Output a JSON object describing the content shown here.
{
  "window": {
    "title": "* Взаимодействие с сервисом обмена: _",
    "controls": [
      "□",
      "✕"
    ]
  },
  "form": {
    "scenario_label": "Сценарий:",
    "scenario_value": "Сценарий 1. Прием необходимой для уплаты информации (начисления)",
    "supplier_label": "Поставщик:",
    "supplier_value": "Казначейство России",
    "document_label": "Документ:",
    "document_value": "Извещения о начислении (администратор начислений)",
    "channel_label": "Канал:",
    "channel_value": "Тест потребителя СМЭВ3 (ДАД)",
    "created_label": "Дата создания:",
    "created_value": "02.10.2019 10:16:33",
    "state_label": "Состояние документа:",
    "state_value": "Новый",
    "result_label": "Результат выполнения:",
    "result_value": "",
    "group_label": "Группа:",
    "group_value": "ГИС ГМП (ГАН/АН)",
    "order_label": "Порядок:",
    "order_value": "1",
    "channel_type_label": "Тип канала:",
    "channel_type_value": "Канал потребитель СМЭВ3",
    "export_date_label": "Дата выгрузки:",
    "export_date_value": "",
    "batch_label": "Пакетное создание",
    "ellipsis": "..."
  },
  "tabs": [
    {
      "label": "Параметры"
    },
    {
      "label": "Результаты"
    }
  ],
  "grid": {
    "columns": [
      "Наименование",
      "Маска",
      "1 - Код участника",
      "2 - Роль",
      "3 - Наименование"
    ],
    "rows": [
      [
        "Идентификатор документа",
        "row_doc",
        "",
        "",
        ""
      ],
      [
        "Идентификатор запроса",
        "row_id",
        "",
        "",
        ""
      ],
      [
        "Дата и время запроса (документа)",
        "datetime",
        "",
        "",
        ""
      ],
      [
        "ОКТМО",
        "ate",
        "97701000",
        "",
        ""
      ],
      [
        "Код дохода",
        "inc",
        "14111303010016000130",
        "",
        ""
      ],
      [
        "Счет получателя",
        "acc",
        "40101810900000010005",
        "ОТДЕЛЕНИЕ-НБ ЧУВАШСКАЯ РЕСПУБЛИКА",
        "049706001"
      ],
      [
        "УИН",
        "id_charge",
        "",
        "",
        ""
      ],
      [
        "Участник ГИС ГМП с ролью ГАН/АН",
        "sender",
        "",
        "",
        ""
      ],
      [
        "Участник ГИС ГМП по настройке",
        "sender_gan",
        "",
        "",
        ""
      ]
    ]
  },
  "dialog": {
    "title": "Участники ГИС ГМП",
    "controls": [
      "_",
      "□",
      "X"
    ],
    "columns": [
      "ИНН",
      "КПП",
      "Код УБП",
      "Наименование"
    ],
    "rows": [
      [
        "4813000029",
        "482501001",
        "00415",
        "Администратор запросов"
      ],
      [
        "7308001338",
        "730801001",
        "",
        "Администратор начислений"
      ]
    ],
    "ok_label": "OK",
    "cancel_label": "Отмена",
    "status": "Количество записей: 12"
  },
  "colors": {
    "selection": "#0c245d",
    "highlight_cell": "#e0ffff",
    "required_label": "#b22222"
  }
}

___

Written task: Every entry above should be retyped exactly as shown.

Output:
Output a JSON object describing the content shown here.
{
  "window": {
    "title": "* Взаимодействие с сервисом обмена: _",
    "controls": [
      "□",
      "✕"
    ]
  },
  "form": {
    "scenario_label": "Сценарий:",
    "scenario_value": "Сценарий 1. Прием необходимой для уплаты информации (начисления)",
    "supplier_label": "Поставщик:",
    "supplier_value": "Казначейство России",
    "document_label": "Документ:",
    "document_value": "Извещения о начислении (администратор начислений)",
    "channel_label": "Канал:",
    "channel_value": "Тест потребителя СМЭВ3 (ДАД)",
    "created_label": "Дата создания:",
    "created_value": "02.10.2019 10:16:33",
    "state_label": "Состояние документа:",
    "state_value": "Новый",
    "result_label": "Результат выполнения:",
    "result_value": "",
    "group_label": "Группа:",
    "group_value": "ГИС ГМП (ГАН/АН)",
    "order_label": "Порядок:",
    "order_value": "1",
    "channel_type_label": "Тип канала:",
    "channel_type_value": "Канал потребитель СМЭВ3",
    "export_date_label": "Дата выгрузки:",
    "export_date_value": "",
    "batch_label": "Пакетное создание",
    "ellipsis": "..."
  },
  "tabs": [
    {
      "label": "Параметры"
    },
    {
      "label": "Результаты"
    }
  ],
  "grid": {
    "columns": [
      "Наименование",
      "Маска",
      "1 - Код участника",
      "2 - Роль",
      "3 - Наименование"
    ],
    "rows": [
      [
        "Идентификатор документа",
        "row_doc",
        "",
        "",
        ""
      ],
      [
        "Идентификатор запроса",
        "row_id",
        "",
        "",
        ""
      ],
      [
        "Дата и время запроса (документа)",
        "datetime",
        "",
        "",
        ""
      ],
      [
        "ОКТМО",
        "ate",
        "97701000",
        "",
        ""
      ],
      [
        "Код дохода",
        "inc",
        "14111303010016000130",
        "",
        ""
      ],
      [
        "Счет получателя",
        "acc",
        "40101810900000010005",
        "ОТДЕЛЕНИЕ-НБ ЧУВАШСКАЯ РЕСПУБЛИКА",
        "049706001"
      ],
      [
        "УИН",
        "id_charge",
        "",
        "",
        ""
      ],
      [
        "Участник ГИС ГМП с ролью ГАН/АН",
        "sender",
        "",
        "",
        ""
      ],
      [
        "Участник ГИС ГМП по настройке",
        "sender_gan",
        "",
        "",
        ""
      ]
    ]
  },
  "dialog": {
    "title": "Участники ГИС ГМП",
    "controls": [
      "_",
      "□",
      "X"
    ],
    "columns": [
      "ИНН",
      "КПП",
      "Код УБП",
      "Наименование"
    ],
    "rows": [
      [
        "4813000029",
        "482501001",
        "00415",
        "Администратор запросов"
      ],
      [
        "7308001338",
        "730801001",
        "",
        "Администратор начислений"
      ]
    ],
    "ok_label": "OK",
    "cancel_label": "Отмена",
    "status": "Количество записей: 12"
  },
  "colors": {
    "selection": "#0c245d",
    "highlight_cell": "#e0ffff",
    "required_label": "#b22222"
  }
}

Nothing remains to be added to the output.